>>

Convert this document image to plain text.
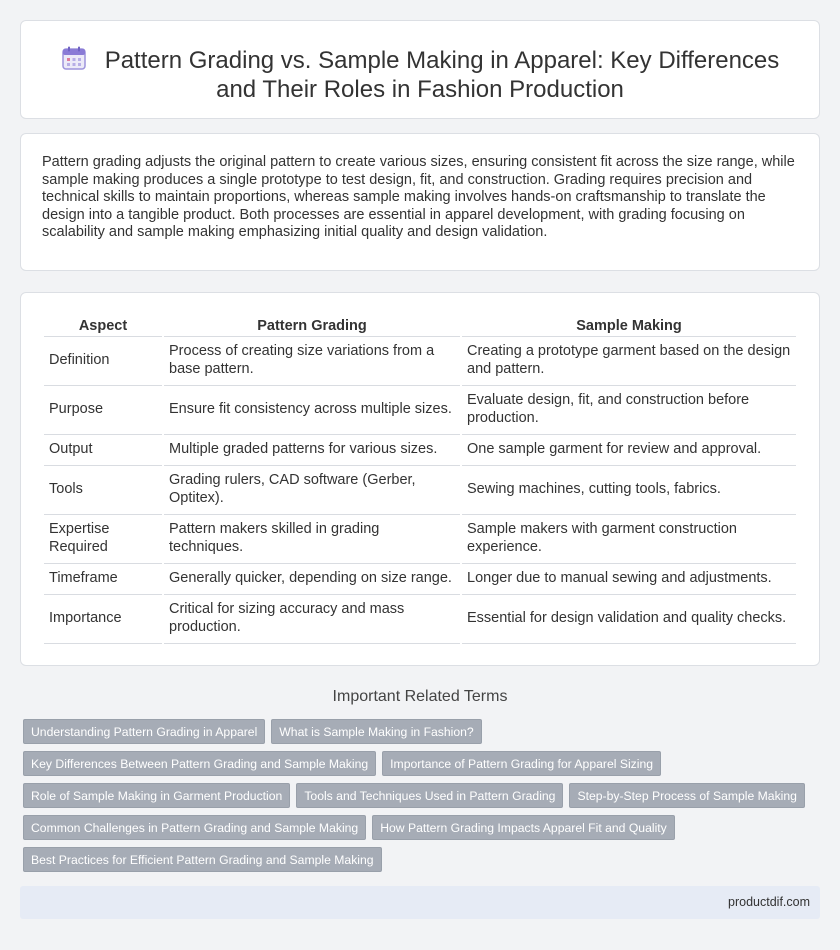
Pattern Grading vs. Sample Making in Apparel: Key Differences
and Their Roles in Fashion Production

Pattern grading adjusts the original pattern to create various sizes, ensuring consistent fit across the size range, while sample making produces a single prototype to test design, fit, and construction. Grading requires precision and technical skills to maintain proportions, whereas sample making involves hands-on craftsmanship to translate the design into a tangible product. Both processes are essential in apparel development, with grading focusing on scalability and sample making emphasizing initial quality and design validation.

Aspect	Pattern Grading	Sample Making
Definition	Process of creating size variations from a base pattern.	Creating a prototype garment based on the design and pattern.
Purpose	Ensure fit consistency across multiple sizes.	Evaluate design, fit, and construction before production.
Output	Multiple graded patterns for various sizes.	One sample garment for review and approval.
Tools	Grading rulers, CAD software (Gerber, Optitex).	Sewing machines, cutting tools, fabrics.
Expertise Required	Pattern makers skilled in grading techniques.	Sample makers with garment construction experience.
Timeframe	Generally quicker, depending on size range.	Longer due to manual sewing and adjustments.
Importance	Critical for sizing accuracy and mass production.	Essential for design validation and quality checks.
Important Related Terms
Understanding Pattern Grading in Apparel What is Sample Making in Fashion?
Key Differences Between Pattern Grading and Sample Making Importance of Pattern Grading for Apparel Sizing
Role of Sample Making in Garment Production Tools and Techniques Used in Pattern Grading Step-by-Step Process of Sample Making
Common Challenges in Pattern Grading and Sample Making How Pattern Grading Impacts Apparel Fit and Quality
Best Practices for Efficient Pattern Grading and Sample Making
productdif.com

<<
>>

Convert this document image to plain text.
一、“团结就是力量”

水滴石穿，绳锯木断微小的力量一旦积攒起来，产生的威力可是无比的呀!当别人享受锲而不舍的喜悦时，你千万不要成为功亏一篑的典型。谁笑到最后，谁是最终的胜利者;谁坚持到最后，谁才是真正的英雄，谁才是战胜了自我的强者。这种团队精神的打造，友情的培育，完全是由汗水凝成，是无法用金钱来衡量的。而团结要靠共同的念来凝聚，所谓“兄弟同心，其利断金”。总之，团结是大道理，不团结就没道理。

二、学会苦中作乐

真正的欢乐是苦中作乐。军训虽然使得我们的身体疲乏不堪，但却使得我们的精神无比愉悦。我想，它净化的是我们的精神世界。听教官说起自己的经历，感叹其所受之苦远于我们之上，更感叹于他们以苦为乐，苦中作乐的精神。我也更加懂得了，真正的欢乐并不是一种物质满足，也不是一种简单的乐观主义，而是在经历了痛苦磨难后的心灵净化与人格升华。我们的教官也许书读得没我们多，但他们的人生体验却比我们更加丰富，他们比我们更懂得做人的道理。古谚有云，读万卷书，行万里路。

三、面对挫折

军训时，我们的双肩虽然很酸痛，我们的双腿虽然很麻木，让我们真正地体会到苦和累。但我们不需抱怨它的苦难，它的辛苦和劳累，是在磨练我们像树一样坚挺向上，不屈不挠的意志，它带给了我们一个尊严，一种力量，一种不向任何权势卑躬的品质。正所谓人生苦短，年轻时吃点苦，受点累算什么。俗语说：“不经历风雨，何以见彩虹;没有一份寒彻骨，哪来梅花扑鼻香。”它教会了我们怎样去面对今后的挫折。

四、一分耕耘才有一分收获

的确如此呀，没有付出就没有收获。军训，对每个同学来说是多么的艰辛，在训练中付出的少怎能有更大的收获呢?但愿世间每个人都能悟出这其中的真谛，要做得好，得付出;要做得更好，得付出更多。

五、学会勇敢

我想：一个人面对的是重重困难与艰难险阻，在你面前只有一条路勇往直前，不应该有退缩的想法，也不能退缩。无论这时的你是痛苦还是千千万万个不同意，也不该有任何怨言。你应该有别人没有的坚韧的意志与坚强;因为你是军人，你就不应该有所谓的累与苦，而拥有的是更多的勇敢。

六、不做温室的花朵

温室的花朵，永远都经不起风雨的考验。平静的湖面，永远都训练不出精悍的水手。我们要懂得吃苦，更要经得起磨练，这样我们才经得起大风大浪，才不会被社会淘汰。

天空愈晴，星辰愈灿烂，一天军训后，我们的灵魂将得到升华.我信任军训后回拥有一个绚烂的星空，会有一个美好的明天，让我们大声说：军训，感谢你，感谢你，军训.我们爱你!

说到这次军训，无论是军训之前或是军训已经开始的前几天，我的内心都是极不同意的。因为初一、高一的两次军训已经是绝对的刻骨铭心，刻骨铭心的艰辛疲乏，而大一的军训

<<

EXERCISE DESCRIPTION >> Look through the data and gather every line with the string "sizes" in it.

CORRECT RESULT >>
Pattern grading adjusts the original pattern to create various sizes, ensuring consistent fit across the size range, while sample making produces a single prototype to test design, fit, and construction. Grading requires precision and technical skills to maintain proportions, whereas sample making involves hands-on craftsmanship to translate the design into a tangible product. Both processes are essential in apparel development, with grading focusing on scalability and sample making emphasizing initial quality and design validation.
Purpose	Ensure fit consistency across multiple sizes.	Evaluate design, fit, and construction before production.
Output	Multiple graded patterns for various sizes.	One sample garment for review and approval.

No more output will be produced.